======== Items ========
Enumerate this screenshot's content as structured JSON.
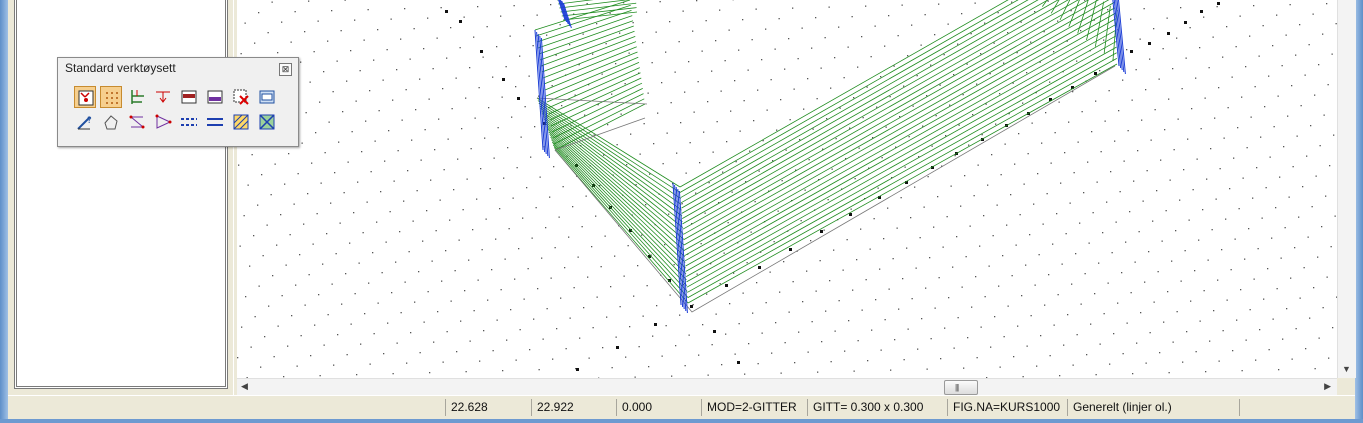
{
  "toolbox": {
    "title": "Standard verktøysett",
    "close_label": "⊠",
    "buttons": [
      {
        "name": "select-point-icon",
        "active": true
      },
      {
        "name": "grid-snap-icon",
        "active": true
      },
      {
        "name": "align-lines-icon",
        "active": false
      },
      {
        "name": "drop-marker-icon",
        "active": false
      },
      {
        "name": "wall-layer-icon",
        "active": false
      },
      {
        "name": "panel-layer-icon",
        "active": false
      },
      {
        "name": "grid-delete-icon",
        "active": false
      },
      {
        "name": "window-frame-icon",
        "active": false
      },
      {
        "name": "measure-help-icon",
        "active": false
      },
      {
        "name": "polygon-icon",
        "active": false
      },
      {
        "name": "node-edit-icon",
        "active": false
      },
      {
        "name": "triangle-node-icon",
        "active": false
      },
      {
        "name": "dashed-line-icon",
        "active": false
      },
      {
        "name": "double-line-icon",
        "active": false
      },
      {
        "name": "hatch-fill-icon",
        "active": false
      },
      {
        "name": "cross-box-icon",
        "active": false
      }
    ]
  },
  "scrollbar": {
    "grip": "|||"
  },
  "statusbar": {
    "x": "22.628",
    "y": "22.922",
    "z": "0.000",
    "mode": "MOD=2-GITTER",
    "grid": "GITT= 0.300 x 0.300",
    "figure": "FIG.NA=KURS1000",
    "layer": "Generelt (linjer ol.)"
  },
  "colors": {
    "green_lines": "#1f8c1f",
    "blue_edges": "#1d3fd6",
    "grid_dots": "#555555"
  }
}
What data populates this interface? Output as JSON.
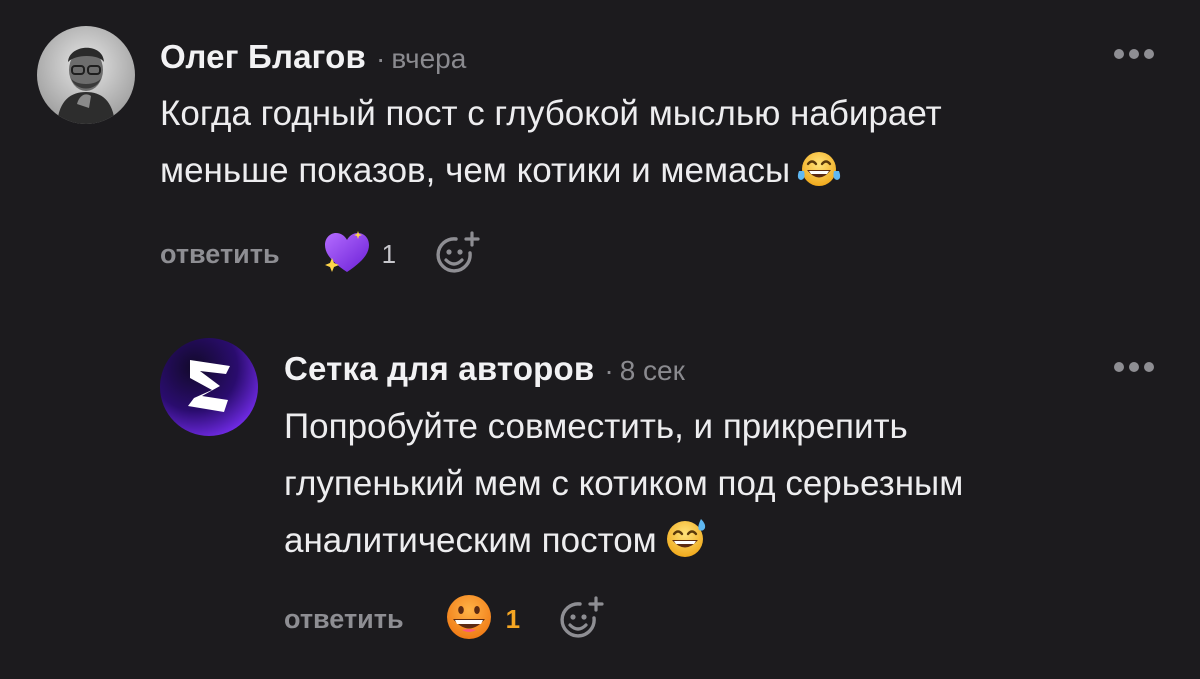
{
  "comments": [
    {
      "author": "Олег Благов",
      "separator": "·",
      "time": "вчера",
      "text_lines": [
        "Когда годный пост с глубокой мыслью набирает",
        "меньше показов, чем котики и мемасы"
      ],
      "inline_emoji": "face-with-tears-of-joy-emoji",
      "reply_label": "ответить",
      "reaction": {
        "icon": "purple-sparkling-heart-icon",
        "count": "1",
        "count_color": "#c7c7cc"
      },
      "add_reaction_icon": "add-reaction-smiley-icon",
      "more_icon": "more-dots-icon"
    },
    {
      "author": "Сетка для авторов",
      "separator": "·",
      "time": "8 сек",
      "text_lines": [
        "Попробуйте совместить, и прикрепить",
        "глупенький мем с котиком под серьезным",
        "аналитическим постом"
      ],
      "inline_emoji": "grinning-face-with-sweat-emoji",
      "reply_label": "ответить",
      "reaction": {
        "icon": "grinning-face-emoji",
        "count": "1",
        "count_color": "#f5a623"
      },
      "add_reaction_icon": "add-reaction-smiley-icon",
      "more_icon": "more-dots-icon"
    }
  ],
  "colors": {
    "background": "#1c1b1e",
    "text": "#ededef",
    "muted": "#8e8e93",
    "accent_purple": "#7b2ff7",
    "accent_orange": "#f5a623"
  }
}
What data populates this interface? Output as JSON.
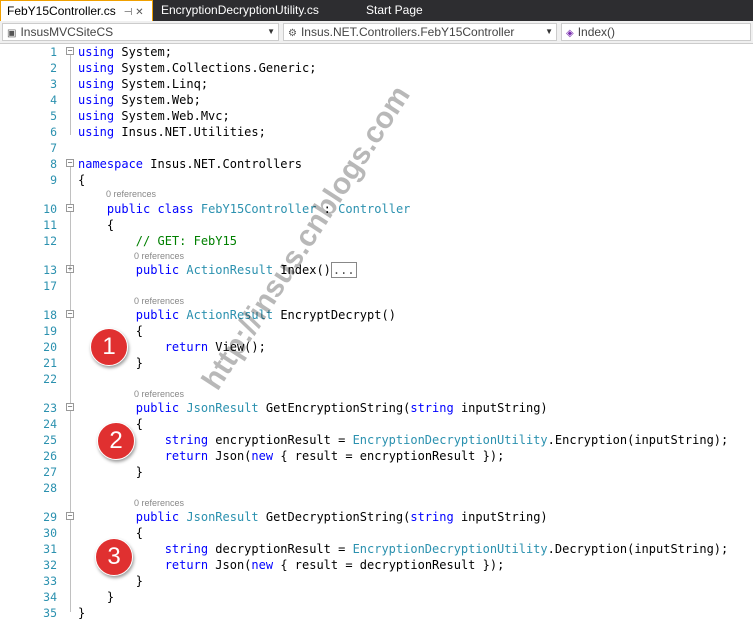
========
Problem requirements: Each record above is to be restated exactly, with its pictures removed from the copy.

Output of the exercise:
Enumerate this screenshot's content as structured JSON.
{
  "toolbox": {
    "title": "Standard verktøysett",
    "close_label": "⊠",
    "buttons": [
      {
        "name": "select-point-icon",
        "active": true
      },
      {
        "name": "grid-snap-icon",
        "active": true
      },
      {
        "name": "align-lines-icon",
        "active": false
      },
      {
        "name": "drop-marker-icon",
        "active": false
      },
      {
        "name": "wall-layer-icon",
        "active": false
      },
      {
        "name": "panel-layer-icon",
        "active": false
      },
      {
        "name": "grid-delete-icon",
        "active": false
      },
      {
        "name": "window-frame-icon",
        "active": false
      },
      {
        "name": "measure-help-icon",
        "active": false
      },
      {
        "name": "polygon-icon",
        "active": false
      },
      {
        "name": "node-edit-icon",
        "active": false
      },
      {
        "name": "triangle-node-icon",
        "active": false
      },
      {
        "name": "dashed-line-icon",
        "active": false
      },
      {
        "name": "double-line-icon",
        "active": false
      },
      {
        "name": "hatch-fill-icon",
        "active": false
      },
      {
        "name": "cross-box-icon",
        "active": false
      }
    ]
  },
  "scrollbar": {
    "grip": "|||"
  },
  "statusbar": {
    "x": "22.628",
    "y": "22.922",
    "z": "0.000",
    "mode": "MOD=2-GITTER",
    "grid": "GITT= 0.300 x 0.300",
    "figure": "FIG.NA=KURS1000",
    "layer": "Generelt (linjer ol.)"
  },
  "colors": {
    "green_lines": "#1f8c1f",
    "blue_edges": "#1d3fd6",
    "grid_dots": "#555555"
  }
}
What data populates this interface? Output as JSON.
{
  "comments": [
    {
      "author": "Олег Благов",
      "separator": "·",
      "time": "вчера",
      "text_lines": [
        "Когда годный пост с глубокой мыслью набирает",
        "меньше показов, чем котики и мемасы"
      ],
      "inline_emoji": "face-with-tears-of-joy-emoji",
      "reply_label": "ответить",
      "reaction": {
        "icon": "purple-sparkling-heart-icon",
        "count": "1",
        "count_color": "#c7c7cc"
      },
      "add_reaction_icon": "add-reaction-smiley-icon",
      "more_icon": "more-dots-icon"
    },
    {
      "author": "Сетка для авторов",
      "separator": "·",
      "time": "8 сек",
      "text_lines": [
        "Попробуйте совместить, и прикрепить",
        "глупенький мем с котиком под серьезным",
        "аналитическим постом"
      ],
      "inline_emoji": "grinning-face-with-sweat-emoji",
      "reply_label": "ответить",
      "reaction": {
        "icon": "grinning-face-emoji",
        "count": "1",
        "count_color": "#f5a623"
      },
      "add_reaction_icon": "add-reaction-smiley-icon",
      "more_icon": "more-dots-icon"
    }
  ],
  "colors": {
    "background": "#1c1b1e",
    "text": "#ededef",
    "muted": "#8e8e93",
    "accent_purple": "#7b2ff7",
    "accent_orange": "#f5a623"
  }
}
What data populates this interface? Output as JSON.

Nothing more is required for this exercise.